(Raw records)
┄┄┄┄┄┄
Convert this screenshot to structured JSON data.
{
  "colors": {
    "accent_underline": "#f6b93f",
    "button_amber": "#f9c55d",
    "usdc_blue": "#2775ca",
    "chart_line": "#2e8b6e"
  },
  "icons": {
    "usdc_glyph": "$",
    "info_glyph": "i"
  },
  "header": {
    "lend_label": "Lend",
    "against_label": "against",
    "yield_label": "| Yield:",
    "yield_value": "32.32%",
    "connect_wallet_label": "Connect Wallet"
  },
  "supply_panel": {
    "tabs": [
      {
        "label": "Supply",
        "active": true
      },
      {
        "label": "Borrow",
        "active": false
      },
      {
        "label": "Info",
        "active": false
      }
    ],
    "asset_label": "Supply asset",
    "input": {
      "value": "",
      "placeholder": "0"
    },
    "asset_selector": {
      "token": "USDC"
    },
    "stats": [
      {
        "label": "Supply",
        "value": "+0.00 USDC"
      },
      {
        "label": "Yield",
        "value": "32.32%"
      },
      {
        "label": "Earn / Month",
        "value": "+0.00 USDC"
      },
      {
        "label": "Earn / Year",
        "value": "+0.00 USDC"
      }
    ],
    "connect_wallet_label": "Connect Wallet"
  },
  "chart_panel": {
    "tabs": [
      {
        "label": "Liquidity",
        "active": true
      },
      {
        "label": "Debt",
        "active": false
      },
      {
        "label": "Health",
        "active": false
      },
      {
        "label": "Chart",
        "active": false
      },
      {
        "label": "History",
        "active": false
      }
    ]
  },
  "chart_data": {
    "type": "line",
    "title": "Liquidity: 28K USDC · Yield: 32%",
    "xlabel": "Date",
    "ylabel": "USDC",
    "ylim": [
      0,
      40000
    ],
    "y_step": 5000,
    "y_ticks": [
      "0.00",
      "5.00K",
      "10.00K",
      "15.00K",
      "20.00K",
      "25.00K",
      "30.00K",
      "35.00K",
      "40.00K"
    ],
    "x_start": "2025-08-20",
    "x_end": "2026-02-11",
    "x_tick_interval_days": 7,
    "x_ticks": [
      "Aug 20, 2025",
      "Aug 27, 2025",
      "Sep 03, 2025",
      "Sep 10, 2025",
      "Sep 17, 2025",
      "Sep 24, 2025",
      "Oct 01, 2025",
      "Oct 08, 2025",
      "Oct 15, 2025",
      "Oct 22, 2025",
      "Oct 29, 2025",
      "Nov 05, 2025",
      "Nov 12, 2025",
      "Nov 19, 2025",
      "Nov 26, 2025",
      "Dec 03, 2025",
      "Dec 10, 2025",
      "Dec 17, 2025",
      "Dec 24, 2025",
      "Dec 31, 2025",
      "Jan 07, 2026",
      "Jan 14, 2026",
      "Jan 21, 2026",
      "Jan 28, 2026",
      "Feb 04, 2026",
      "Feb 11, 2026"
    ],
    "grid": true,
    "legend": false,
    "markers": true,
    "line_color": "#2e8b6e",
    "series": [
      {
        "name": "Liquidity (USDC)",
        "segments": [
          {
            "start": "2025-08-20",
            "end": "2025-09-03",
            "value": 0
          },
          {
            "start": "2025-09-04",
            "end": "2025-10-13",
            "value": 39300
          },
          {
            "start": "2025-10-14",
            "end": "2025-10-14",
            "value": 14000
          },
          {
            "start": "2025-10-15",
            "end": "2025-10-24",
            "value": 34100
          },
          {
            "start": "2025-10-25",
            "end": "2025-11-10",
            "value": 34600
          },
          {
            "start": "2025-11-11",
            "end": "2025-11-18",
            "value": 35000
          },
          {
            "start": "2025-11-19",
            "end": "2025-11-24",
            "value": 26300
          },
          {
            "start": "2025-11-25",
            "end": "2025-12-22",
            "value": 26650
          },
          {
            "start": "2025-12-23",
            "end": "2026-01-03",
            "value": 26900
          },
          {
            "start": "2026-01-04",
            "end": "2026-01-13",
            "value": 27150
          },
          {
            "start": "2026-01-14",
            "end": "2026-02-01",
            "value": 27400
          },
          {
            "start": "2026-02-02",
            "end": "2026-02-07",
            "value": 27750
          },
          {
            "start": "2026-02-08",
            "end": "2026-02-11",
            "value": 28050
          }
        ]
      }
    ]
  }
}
┄┄┄┄┄┄
(Instructions to follow):
Please quote the data above in full, with no line missing.

(Answer to this problem):
Convert this screenshot to structured JSON data.
{
  "colors": {
    "accent_underline": "#f6b93f",
    "button_amber": "#f9c55d",
    "usdc_blue": "#2775ca",
    "chart_line": "#2e8b6e"
  },
  "icons": {
    "usdc_glyph": "$",
    "info_glyph": "i"
  },
  "header": {
    "lend_label": "Lend",
    "against_label": "against",
    "yield_label": "| Yield:",
    "yield_value": "32.32%",
    "connect_wallet_label": "Connect Wallet"
  },
  "supply_panel": {
    "tabs": [
      {
        "label": "Supply",
        "active": true
      },
      {
        "label": "Borrow",
        "active": false
      },
      {
        "label": "Info",
        "active": false
      }
    ],
    "asset_label": "Supply asset",
    "input": {
      "value": "",
      "placeholder": "0"
    },
    "asset_selector": {
      "token": "USDC"
    },
    "stats": [
      {
        "label": "Supply",
        "value": "+0.00 USDC"
      },
      {
        "label": "Yield",
        "value": "32.32%"
      },
      {
        "label": "Earn / Month",
        "value": "+0.00 USDC"
      },
      {
        "label": "Earn / Year",
        "value": "+0.00 USDC"
      }
    ],
    "connect_wallet_label": "Connect Wallet"
  },
  "chart_panel": {
    "tabs": [
      {
        "label": "Liquidity",
        "active": true
      },
      {
        "label": "Debt",
        "active": false
      },
      {
        "label": "Health",
        "active": false
      },
      {
        "label": "Chart",
        "active": false
      },
      {
        "label": "History",
        "active": false
      }
    ]
  },
  "chart_data": {
    "type": "line",
    "title": "Liquidity: 28K USDC · Yield: 32%",
    "xlabel": "Date",
    "ylabel": "USDC",
    "ylim": [
      0,
      40000
    ],
    "y_step": 5000,
    "y_ticks": [
      "0.00",
      "5.00K",
      "10.00K",
      "15.00K",
      "20.00K",
      "25.00K",
      "30.00K",
      "35.00K",
      "40.00K"
    ],
    "x_start": "2025-08-20",
    "x_end": "2026-02-11",
    "x_tick_interval_days": 7,
    "x_ticks": [
      "Aug 20, 2025",
      "Aug 27, 2025",
      "Sep 03, 2025",
      "Sep 10, 2025",
      "Sep 17, 2025",
      "Sep 24, 2025",
      "Oct 01, 2025",
      "Oct 08, 2025",
      "Oct 15, 2025",
      "Oct 22, 2025",
      "Oct 29, 2025",
      "Nov 05, 2025",
      "Nov 12, 2025",
      "Nov 19, 2025",
      "Nov 26, 2025",
      "Dec 03, 2025",
      "Dec 10, 2025",
      "Dec 17, 2025",
      "Dec 24, 2025",
      "Dec 31, 2025",
      "Jan 07, 2026",
      "Jan 14, 2026",
      "Jan 21, 2026",
      "Jan 28, 2026",
      "Feb 04, 2026",
      "Feb 11, 2026"
    ],
    "grid": true,
    "legend": false,
    "markers": true,
    "line_color": "#2e8b6e",
    "series": [
      {
        "name": "Liquidity (USDC)",
        "segments": [
          {
            "start": "2025-08-20",
            "end": "2025-09-03",
            "value": 0
          },
          {
            "start": "2025-09-04",
            "end": "2025-10-13",
            "value": 39300
          },
          {
            "start": "2025-10-14",
            "end": "2025-10-14",
            "value": 14000
          },
          {
            "start": "2025-10-15",
            "end": "2025-10-24",
            "value": 34100
          },
          {
            "start": "2025-10-25",
            "end": "2025-11-10",
            "value": 34600
          },
          {
            "start": "2025-11-11",
            "end": "2025-11-18",
            "value": 35000
          },
          {
            "start": "2025-11-19",
            "end": "2025-11-24",
            "value": 26300
          },
          {
            "start": "2025-11-25",
            "end": "2025-12-22",
            "value": 26650
          },
          {
            "start": "2025-12-23",
            "end": "2026-01-03",
            "value": 26900
          },
          {
            "start": "2026-01-04",
            "end": "2026-01-13",
            "value": 27150
          },
          {
            "start": "2026-01-14",
            "end": "2026-02-01",
            "value": 27400
          },
          {
            "start": "2026-02-02",
            "end": "2026-02-07",
            "value": 27750
          },
          {
            "start": "2026-02-08",
            "end": "2026-02-11",
            "value": 28050
          }
        ]
      }
    ]
  }
}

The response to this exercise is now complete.